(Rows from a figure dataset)
[start]

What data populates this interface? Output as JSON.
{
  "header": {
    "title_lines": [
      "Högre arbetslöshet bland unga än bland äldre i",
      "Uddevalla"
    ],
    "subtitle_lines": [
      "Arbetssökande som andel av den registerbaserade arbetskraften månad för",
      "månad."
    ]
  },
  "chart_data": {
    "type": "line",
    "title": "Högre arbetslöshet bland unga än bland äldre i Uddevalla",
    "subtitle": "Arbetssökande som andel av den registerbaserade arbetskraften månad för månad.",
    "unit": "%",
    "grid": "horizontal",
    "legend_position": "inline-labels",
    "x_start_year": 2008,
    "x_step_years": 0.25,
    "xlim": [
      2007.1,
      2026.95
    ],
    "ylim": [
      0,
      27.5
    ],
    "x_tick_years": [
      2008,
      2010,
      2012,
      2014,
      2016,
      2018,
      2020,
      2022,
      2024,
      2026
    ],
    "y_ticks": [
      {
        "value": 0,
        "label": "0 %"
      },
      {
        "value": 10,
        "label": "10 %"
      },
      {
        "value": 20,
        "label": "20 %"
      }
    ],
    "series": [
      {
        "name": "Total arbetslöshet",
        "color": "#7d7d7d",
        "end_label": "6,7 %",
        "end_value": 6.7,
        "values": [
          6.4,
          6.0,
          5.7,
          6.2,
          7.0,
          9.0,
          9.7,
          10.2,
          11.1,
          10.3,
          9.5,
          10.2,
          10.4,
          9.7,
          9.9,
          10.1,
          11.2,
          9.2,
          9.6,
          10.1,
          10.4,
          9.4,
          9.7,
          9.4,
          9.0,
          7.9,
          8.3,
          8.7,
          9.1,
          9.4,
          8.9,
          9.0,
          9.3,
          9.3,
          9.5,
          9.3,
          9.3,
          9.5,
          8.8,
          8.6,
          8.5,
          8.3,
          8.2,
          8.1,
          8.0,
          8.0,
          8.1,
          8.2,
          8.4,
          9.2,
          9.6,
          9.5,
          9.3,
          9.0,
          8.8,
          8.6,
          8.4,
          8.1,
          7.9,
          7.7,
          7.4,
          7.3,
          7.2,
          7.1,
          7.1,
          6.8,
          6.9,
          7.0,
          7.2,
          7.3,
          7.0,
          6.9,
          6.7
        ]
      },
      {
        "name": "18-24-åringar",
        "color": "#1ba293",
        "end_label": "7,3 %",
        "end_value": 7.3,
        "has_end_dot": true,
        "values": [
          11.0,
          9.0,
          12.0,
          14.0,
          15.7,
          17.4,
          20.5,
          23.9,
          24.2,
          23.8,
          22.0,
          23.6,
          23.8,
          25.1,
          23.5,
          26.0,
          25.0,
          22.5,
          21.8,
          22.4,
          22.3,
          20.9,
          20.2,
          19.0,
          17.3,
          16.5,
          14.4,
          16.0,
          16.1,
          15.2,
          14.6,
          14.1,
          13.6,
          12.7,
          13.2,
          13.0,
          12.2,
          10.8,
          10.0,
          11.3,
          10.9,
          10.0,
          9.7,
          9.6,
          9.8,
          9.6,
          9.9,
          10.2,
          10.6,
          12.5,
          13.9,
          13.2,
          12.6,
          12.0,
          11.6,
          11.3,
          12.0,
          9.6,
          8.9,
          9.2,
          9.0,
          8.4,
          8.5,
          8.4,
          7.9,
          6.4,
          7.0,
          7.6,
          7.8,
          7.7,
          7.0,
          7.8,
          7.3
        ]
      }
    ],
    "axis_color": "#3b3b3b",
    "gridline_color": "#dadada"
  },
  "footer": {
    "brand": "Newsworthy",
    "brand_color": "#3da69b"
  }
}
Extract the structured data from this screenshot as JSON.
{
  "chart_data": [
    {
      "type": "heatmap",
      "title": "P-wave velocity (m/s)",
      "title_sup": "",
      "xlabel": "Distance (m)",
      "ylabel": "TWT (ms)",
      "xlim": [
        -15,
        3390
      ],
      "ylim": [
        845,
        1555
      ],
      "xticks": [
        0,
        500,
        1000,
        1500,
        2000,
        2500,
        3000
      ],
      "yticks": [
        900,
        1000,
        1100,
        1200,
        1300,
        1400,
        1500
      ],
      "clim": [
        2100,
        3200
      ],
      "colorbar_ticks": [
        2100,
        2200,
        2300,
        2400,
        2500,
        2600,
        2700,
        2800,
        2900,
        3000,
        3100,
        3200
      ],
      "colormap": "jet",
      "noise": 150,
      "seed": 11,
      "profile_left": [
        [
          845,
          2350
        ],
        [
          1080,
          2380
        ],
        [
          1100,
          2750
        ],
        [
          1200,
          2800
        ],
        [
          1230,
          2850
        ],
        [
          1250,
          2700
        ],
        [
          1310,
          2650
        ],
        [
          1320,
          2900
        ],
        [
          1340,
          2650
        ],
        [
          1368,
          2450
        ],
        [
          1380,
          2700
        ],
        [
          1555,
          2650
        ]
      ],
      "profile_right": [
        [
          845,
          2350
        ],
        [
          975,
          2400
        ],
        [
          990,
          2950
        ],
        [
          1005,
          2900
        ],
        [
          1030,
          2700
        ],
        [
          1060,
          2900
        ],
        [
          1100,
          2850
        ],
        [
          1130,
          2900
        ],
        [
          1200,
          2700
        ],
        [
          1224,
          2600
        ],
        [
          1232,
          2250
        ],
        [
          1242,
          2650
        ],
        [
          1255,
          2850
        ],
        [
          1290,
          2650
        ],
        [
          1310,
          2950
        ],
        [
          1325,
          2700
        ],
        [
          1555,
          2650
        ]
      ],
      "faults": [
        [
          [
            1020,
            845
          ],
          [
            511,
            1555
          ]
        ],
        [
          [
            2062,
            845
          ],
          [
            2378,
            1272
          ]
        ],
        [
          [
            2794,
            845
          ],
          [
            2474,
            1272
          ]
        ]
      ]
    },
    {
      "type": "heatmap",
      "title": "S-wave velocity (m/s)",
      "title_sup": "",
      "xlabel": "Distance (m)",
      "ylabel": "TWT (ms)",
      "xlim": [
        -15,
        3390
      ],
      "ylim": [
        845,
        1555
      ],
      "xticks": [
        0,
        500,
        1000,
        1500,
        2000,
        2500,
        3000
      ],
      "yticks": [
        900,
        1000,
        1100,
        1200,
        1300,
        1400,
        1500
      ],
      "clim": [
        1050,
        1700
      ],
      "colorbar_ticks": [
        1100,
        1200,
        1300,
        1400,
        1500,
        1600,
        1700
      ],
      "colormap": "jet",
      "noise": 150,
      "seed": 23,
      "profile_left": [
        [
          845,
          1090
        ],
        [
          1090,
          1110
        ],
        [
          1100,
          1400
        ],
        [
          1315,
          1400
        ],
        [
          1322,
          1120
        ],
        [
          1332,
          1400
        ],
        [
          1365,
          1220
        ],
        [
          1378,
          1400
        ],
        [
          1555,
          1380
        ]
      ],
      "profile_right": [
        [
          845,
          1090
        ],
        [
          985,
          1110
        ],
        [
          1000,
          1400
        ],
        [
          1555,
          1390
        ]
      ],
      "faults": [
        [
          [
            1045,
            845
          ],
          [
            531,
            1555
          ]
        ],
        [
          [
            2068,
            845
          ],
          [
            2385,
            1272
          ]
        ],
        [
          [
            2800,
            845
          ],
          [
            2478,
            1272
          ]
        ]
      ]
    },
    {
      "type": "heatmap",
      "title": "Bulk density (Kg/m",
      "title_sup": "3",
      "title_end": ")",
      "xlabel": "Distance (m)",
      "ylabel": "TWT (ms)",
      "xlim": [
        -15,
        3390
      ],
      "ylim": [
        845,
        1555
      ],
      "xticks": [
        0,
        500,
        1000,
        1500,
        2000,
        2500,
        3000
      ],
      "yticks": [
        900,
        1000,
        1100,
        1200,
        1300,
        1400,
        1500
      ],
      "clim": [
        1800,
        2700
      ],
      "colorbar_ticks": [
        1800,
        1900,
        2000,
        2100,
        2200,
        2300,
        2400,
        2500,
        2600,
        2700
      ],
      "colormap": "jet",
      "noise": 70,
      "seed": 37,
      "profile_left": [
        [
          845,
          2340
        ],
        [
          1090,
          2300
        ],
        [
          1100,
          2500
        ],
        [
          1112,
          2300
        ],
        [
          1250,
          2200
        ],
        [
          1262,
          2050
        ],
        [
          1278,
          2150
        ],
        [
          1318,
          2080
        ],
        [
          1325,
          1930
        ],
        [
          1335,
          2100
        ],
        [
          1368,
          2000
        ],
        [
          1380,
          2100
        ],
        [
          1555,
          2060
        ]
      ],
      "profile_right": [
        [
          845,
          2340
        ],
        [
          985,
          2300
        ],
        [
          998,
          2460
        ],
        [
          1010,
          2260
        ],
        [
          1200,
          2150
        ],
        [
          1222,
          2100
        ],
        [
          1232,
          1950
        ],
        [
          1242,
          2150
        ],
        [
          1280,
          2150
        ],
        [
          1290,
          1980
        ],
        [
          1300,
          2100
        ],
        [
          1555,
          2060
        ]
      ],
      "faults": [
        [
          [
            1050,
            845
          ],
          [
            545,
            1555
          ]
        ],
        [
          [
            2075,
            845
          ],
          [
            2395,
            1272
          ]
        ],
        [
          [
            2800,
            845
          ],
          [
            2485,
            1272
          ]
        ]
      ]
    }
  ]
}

[end]

▸ **Goal of the exercise**
State how many lines include the string "andel". Give no other information.

▸ **Exercise answer**
2